▶

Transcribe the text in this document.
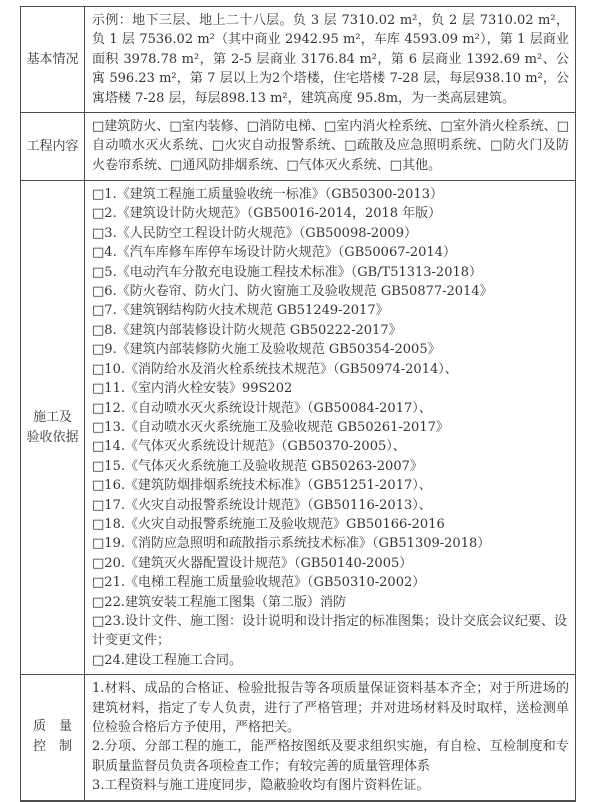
基本情况
示例：地下三层、地上二十八层。负 3 层 7310.02 m²，负 2 层 7310.02 m²，负 1 层 7536.02 m²（其中商业 2942.95 m²，车库 4593.09 m²），第 1 层商业面积 3978.78 m²，第 2-5 层商业 3176.84 m²，第 6 层商业 1392.69 m²、公寓 596.23 m²，第 7 层以上为2个塔楼，住宅塔楼 7-28 层，每层938.10 m²，公寓塔楼 7-28 层，每层898.13 m²，建筑高度 95.8m，为一类高层建筑。
工程内容
□建筑防火、□室内装修、□消防电梯、□室内消火栓系统、□室外消火栓系统、□自动喷水灭火系统、□火灾自动报警系统、□疏散及应急照明系统、□防火门及防火卷帘系统、□通风防排烟系统、□气体灭火系统、□其他。
施工及
验收依据
□1.《建筑工程施工质量验收统一标准》（GB50300-2013）
□2.《建筑设计防火规范》（GB50016-2014，2018 年版）
□3.《人民防空工程设计防火规范》（GB50098-2009）
□4.《汽车库修车库停车场设计防火规范》（GB50067-2014）
□5.《电动汽车分散充电设施工程技术标准》（GB/T51313-2018）
□6.《防火卷帘、防火门、防火窗施工及验收规范 GB50877-2014》
□7.《建筑钢结构防火技术规范 GB51249-2017》
□8.《建筑内部装修设计防火规范 GB50222-2017》
□9.《建筑内部装修防火施工及验收规范 GB50354-2005》
□10.《消防给水及消火栓系统技术规范》（GB50974-2014）、
□11.《室内消火栓安装》99S202
□12.《自动喷水灭火系统设计规范》（GB50084-2017）、
□13.《自动喷水灭火系统施工及验收规范 GB50261-2017》
□14.《气体灭火系统设计规范》（GB50370-2005）、
□15.《气体灭火系统施工及验收规范 GB50263-2007》
□16.《建筑防烟排烟系统技术标准》（GB51251-2017）、
□17.《火灾自动报警系统设计规范》（GB50116-2013）、
□18.《火灾自动报警系统施工及验收规范》GB50166-2016
□19.《消防应急照明和疏散指示系统技术标准》（GB51309-2018）
□20.《建筑灭火器配置设计规范》（GB50140-2005）
□21.《电梯工程施工质量验收规范》（GB50310-2002）
□22.建筑安装工程施工图集（第二版）消防
□23.设计文件、施工图：设计说明和设计指定的标准图集；设计交底会议纪要、设计变更文件；
□24.建设工程施工合同。
质　量
控　制
1.材料、成品的合格证、检验批报告等各项质量保证资料基本齐全；对于所进场的建筑材料，指定了专人负责，进行了严格管理；并对进场材料及时取样，送检测单位检验合格后方予使用，严格把关。
2.分项、分部工程的施工，能严格按图纸及要求组织实施，有自检、互检制度和专职质量监督员负责各项检查工作；有较完善的质量管理体系
3.工程资料与施工进度同步，隐蔽验收均有图片资料佐证。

◀

WRITTEN TASK: Your job is to transcribe the entries above exactly; skip the pictures.

RESULT BELOW:
Transcribe the text in this document.
基本情况
示例：地下三层、地上二十八层。负 3 层 7310.02 m²，负 2 层 7310.02 m²，负 1 层 7536.02 m²（其中商业 2942.95 m²，车库 4593.09 m²），第 1 层商业面积 3978.78 m²，第 2-5 层商业 3176.84 m²，第 6 层商业 1392.69 m²、公寓 596.23 m²，第 7 层以上为2个塔楼，住宅塔楼 7-28 层，每层938.10 m²，公寓塔楼 7-28 层，每层898.13 m²，建筑高度 95.8m，为一类高层建筑。
工程内容
□建筑防火、□室内装修、□消防电梯、□室内消火栓系统、□室外消火栓系统、□自动喷水灭火系统、□火灾自动报警系统、□疏散及应急照明系统、□防火门及防火卷帘系统、□通风防排烟系统、□气体灭火系统、□其他。
施工及
验收依据
□1.《建筑工程施工质量验收统一标准》（GB50300-2013）
□2.《建筑设计防火规范》（GB50016-2014，2018 年版）
□3.《人民防空工程设计防火规范》（GB50098-2009）
□4.《汽车库修车库停车场设计防火规范》（GB50067-2014）
□5.《电动汽车分散充电设施工程技术标准》（GB/T51313-2018）
□6.《防火卷帘、防火门、防火窗施工及验收规范 GB50877-2014》
□7.《建筑钢结构防火技术规范 GB51249-2017》
□8.《建筑内部装修设计防火规范 GB50222-2017》
□9.《建筑内部装修防火施工及验收规范 GB50354-2005》
□10.《消防给水及消火栓系统技术规范》（GB50974-2014）、
□11.《室内消火栓安装》99S202
□12.《自动喷水灭火系统设计规范》（GB50084-2017）、
□13.《自动喷水灭火系统施工及验收规范 GB50261-2017》
□14.《气体灭火系统设计规范》（GB50370-2005）、
□15.《气体灭火系统施工及验收规范 GB50263-2007》
□16.《建筑防烟排烟系统技术标准》（GB51251-2017）、
□17.《火灾自动报警系统设计规范》（GB50116-2013）、
□18.《火灾自动报警系统施工及验收规范》GB50166-2016
□19.《消防应急照明和疏散指示系统技术标准》（GB51309-2018）
□20.《建筑灭火器配置设计规范》（GB50140-2005）
□21.《电梯工程施工质量验收规范》（GB50310-2002）
□22.建筑安装工程施工图集（第二版）消防
□23.设计文件、施工图：设计说明和设计指定的标准图集；设计交底会议纪要、设计变更文件；
□24.建设工程施工合同。
质　量
控　制
1.材料、成品的合格证、检验批报告等各项质量保证资料基本齐全；对于所进场的建筑材料，指定了专人负责，进行了严格管理；并对进场材料及时取样，送检测单位检验合格后方予使用，严格把关。
2.分项、分部工程的施工，能严格按图纸及要求组织实施，有自检、互检制度和专职质量监督员负责各项检查工作；有较完善的质量管理体系
3.工程资料与施工进度同步，隐蔽验收均有图片资料佐证。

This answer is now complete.